In full and without alteration, repeat the material.

-- BEGIN --

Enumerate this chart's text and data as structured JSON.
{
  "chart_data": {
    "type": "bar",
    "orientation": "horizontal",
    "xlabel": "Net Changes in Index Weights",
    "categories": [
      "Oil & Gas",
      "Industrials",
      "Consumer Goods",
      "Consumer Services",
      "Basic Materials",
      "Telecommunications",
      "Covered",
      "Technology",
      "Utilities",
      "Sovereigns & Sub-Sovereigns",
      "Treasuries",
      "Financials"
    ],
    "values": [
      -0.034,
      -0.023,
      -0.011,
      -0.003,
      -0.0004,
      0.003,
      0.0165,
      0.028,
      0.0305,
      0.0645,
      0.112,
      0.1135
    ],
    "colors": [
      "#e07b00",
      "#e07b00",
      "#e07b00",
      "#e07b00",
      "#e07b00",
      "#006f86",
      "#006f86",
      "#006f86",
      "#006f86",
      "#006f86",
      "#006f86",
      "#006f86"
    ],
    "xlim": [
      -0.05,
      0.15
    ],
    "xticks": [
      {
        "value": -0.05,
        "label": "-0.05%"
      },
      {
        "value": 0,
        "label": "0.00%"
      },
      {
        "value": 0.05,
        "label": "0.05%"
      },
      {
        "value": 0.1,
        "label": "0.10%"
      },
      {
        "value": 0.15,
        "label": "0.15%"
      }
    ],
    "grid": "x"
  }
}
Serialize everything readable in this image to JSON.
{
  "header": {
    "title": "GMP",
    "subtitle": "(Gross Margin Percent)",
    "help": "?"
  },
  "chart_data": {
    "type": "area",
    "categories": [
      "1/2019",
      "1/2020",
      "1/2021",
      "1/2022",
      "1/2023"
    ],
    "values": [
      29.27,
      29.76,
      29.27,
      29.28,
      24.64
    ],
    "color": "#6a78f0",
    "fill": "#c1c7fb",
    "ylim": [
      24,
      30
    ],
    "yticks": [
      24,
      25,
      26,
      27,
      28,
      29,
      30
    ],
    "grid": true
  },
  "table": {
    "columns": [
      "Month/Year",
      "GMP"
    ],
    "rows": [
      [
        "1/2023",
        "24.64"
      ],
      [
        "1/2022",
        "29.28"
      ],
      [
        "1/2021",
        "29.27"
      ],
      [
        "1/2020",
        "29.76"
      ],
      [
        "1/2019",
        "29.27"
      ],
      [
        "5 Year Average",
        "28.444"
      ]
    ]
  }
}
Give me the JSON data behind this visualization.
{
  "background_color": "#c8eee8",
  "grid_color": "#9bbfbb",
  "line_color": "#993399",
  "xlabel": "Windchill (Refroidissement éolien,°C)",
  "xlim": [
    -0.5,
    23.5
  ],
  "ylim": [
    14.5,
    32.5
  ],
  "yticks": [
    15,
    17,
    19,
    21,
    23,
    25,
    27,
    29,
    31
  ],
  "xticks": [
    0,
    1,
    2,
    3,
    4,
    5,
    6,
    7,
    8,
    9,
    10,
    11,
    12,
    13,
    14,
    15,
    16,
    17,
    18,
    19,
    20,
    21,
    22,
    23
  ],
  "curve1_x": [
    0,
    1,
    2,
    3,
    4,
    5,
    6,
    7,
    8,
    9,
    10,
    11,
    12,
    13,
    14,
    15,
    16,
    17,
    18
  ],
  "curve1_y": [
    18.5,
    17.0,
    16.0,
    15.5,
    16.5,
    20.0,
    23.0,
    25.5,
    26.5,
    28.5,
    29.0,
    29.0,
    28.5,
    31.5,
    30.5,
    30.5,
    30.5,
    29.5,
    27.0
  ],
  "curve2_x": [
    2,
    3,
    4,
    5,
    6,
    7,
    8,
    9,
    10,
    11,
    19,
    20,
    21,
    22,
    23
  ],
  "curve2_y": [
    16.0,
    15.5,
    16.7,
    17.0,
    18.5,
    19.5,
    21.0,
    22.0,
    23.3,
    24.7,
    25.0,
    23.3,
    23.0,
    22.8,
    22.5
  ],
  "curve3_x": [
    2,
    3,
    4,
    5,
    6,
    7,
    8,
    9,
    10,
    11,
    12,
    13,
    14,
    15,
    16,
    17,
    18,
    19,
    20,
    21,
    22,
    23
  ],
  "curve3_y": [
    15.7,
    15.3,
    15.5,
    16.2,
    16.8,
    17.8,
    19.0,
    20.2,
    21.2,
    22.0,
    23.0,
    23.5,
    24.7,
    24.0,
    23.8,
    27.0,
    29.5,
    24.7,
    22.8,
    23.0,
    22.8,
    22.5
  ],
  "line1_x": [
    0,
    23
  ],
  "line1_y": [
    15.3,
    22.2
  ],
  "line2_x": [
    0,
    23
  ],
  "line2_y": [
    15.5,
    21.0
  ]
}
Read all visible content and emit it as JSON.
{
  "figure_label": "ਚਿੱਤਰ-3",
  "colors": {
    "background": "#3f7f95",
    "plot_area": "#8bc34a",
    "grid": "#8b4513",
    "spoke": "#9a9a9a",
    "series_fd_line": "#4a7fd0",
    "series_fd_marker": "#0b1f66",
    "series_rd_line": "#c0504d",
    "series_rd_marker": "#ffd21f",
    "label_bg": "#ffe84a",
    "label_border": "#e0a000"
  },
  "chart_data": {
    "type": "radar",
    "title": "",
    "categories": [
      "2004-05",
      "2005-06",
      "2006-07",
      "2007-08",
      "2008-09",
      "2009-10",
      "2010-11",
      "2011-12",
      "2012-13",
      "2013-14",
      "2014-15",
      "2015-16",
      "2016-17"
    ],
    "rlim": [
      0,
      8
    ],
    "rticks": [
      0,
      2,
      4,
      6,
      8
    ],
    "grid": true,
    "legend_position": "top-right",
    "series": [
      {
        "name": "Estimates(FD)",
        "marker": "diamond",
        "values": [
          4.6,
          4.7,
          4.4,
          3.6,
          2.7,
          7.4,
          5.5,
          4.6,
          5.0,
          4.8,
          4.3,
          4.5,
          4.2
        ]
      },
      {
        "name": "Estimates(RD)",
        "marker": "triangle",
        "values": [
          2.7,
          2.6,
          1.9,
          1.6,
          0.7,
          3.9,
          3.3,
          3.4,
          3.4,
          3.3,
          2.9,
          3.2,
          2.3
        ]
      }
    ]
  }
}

-- END --

**Result below**
Enumerate this chart's text and data as structured JSON.
{
  "chart_data": {
    "type": "bar",
    "orientation": "horizontal",
    "xlabel": "Net Changes in Index Weights",
    "categories": [
      "Oil & Gas",
      "Industrials",
      "Consumer Goods",
      "Consumer Services",
      "Basic Materials",
      "Telecommunications",
      "Covered",
      "Technology",
      "Utilities",
      "Sovereigns & Sub-Sovereigns",
      "Treasuries",
      "Financials"
    ],
    "values": [
      -0.034,
      -0.023,
      -0.011,
      -0.003,
      -0.0004,
      0.003,
      0.0165,
      0.028,
      0.0305,
      0.0645,
      0.112,
      0.1135
    ],
    "colors": [
      "#e07b00",
      "#e07b00",
      "#e07b00",
      "#e07b00",
      "#e07b00",
      "#006f86",
      "#006f86",
      "#006f86",
      "#006f86",
      "#006f86",
      "#006f86",
      "#006f86"
    ],
    "xlim": [
      -0.05,
      0.15
    ],
    "xticks": [
      {
        "value": -0.05,
        "label": "-0.05%"
      },
      {
        "value": 0,
        "label": "0.00%"
      },
      {
        "value": 0.05,
        "label": "0.05%"
      },
      {
        "value": 0.1,
        "label": "0.10%"
      },
      {
        "value": 0.15,
        "label": "0.15%"
      }
    ],
    "grid": "x"
  }
}
Serialize everything readable in this image to JSON.
{
  "header": {
    "title": "GMP",
    "subtitle": "(Gross Margin Percent)",
    "help": "?"
  },
  "chart_data": {
    "type": "area",
    "categories": [
      "1/2019",
      "1/2020",
      "1/2021",
      "1/2022",
      "1/2023"
    ],
    "values": [
      29.27,
      29.76,
      29.27,
      29.28,
      24.64
    ],
    "color": "#6a78f0",
    "fill": "#c1c7fb",
    "ylim": [
      24,
      30
    ],
    "yticks": [
      24,
      25,
      26,
      27,
      28,
      29,
      30
    ],
    "grid": true
  },
  "table": {
    "columns": [
      "Month/Year",
      "GMP"
    ],
    "rows": [
      [
        "1/2023",
        "24.64"
      ],
      [
        "1/2022",
        "29.28"
      ],
      [
        "1/2021",
        "29.27"
      ],
      [
        "1/2020",
        "29.76"
      ],
      [
        "1/2019",
        "29.27"
      ],
      [
        "5 Year Average",
        "28.444"
      ]
    ]
  }
}
Give me the JSON data behind this visualization.
{
  "background_color": "#c8eee8",
  "grid_color": "#9bbfbb",
  "line_color": "#993399",
  "xlabel": "Windchill (Refroidissement éolien,°C)",
  "xlim": [
    -0.5,
    23.5
  ],
  "ylim": [
    14.5,
    32.5
  ],
  "yticks": [
    15,
    17,
    19,
    21,
    23,
    25,
    27,
    29,
    31
  ],
  "xticks": [
    0,
    1,
    2,
    3,
    4,
    5,
    6,
    7,
    8,
    9,
    10,
    11,
    12,
    13,
    14,
    15,
    16,
    17,
    18,
    19,
    20,
    21,
    22,
    23
  ],
  "curve1_x": [
    0,
    1,
    2,
    3,
    4,
    5,
    6,
    7,
    8,
    9,
    10,
    11,
    12,
    13,
    14,
    15,
    16,
    17,
    18
  ],
  "curve1_y": [
    18.5,
    17.0,
    16.0,
    15.5,
    16.5,
    20.0,
    23.0,
    25.5,
    26.5,
    28.5,
    29.0,
    29.0,
    28.5,
    31.5,
    30.5,
    30.5,
    30.5,
    29.5,
    27.0
  ],
  "curve2_x": [
    2,
    3,
    4,
    5,
    6,
    7,
    8,
    9,
    10,
    11,
    19,
    20,
    21,
    22,
    23
  ],
  "curve2_y": [
    16.0,
    15.5,
    16.7,
    17.0,
    18.5,
    19.5,
    21.0,
    22.0,
    23.3,
    24.7,
    25.0,
    23.3,
    23.0,
    22.8,
    22.5
  ],
  "curve3_x": [
    2,
    3,
    4,
    5,
    6,
    7,
    8,
    9,
    10,
    11,
    12,
    13,
    14,
    15,
    16,
    17,
    18,
    19,
    20,
    21,
    22,
    23
  ],
  "curve3_y": [
    15.7,
    15.3,
    15.5,
    16.2,
    16.8,
    17.8,
    19.0,
    20.2,
    21.2,
    22.0,
    23.0,
    23.5,
    24.7,
    24.0,
    23.8,
    27.0,
    29.5,
    24.7,
    22.8,
    23.0,
    22.8,
    22.5
  ],
  "line1_x": [
    0,
    23
  ],
  "line1_y": [
    15.3,
    22.2
  ],
  "line2_x": [
    0,
    23
  ],
  "line2_y": [
    15.5,
    21.0
  ]
}
Read all visible content and emit it as JSON.
{
  "figure_label": "ਚਿੱਤਰ-3",
  "colors": {
    "background": "#3f7f95",
    "plot_area": "#8bc34a",
    "grid": "#8b4513",
    "spoke": "#9a9a9a",
    "series_fd_line": "#4a7fd0",
    "series_fd_marker": "#0b1f66",
    "series_rd_line": "#c0504d",
    "series_rd_marker": "#ffd21f",
    "label_bg": "#ffe84a",
    "label_border": "#e0a000"
  },
  "chart_data": {
    "type": "radar",
    "title": "",
    "categories": [
      "2004-05",
      "2005-06",
      "2006-07",
      "2007-08",
      "2008-09",
      "2009-10",
      "2010-11",
      "2011-12",
      "2012-13",
      "2013-14",
      "2014-15",
      "2015-16",
      "2016-17"
    ],
    "rlim": [
      0,
      8
    ],
    "rticks": [
      0,
      2,
      4,
      6,
      8
    ],
    "grid": true,
    "legend_position": "top-right",
    "series": [
      {
        "name": "Estimates(FD)",
        "marker": "diamond",
        "values": [
          4.6,
          4.7,
          4.4,
          3.6,
          2.7,
          7.4,
          5.5,
          4.6,
          5.0,
          4.8,
          4.3,
          4.5,
          4.2
        ]
      },
      {
        "name": "Estimates(RD)",
        "marker": "triangle",
        "values": [
          2.7,
          2.6,
          1.9,
          1.6,
          0.7,
          3.9,
          3.3,
          3.4,
          3.4,
          3.3,
          2.9,
          3.2,
          2.3
        ]
      }
    ]
  }
}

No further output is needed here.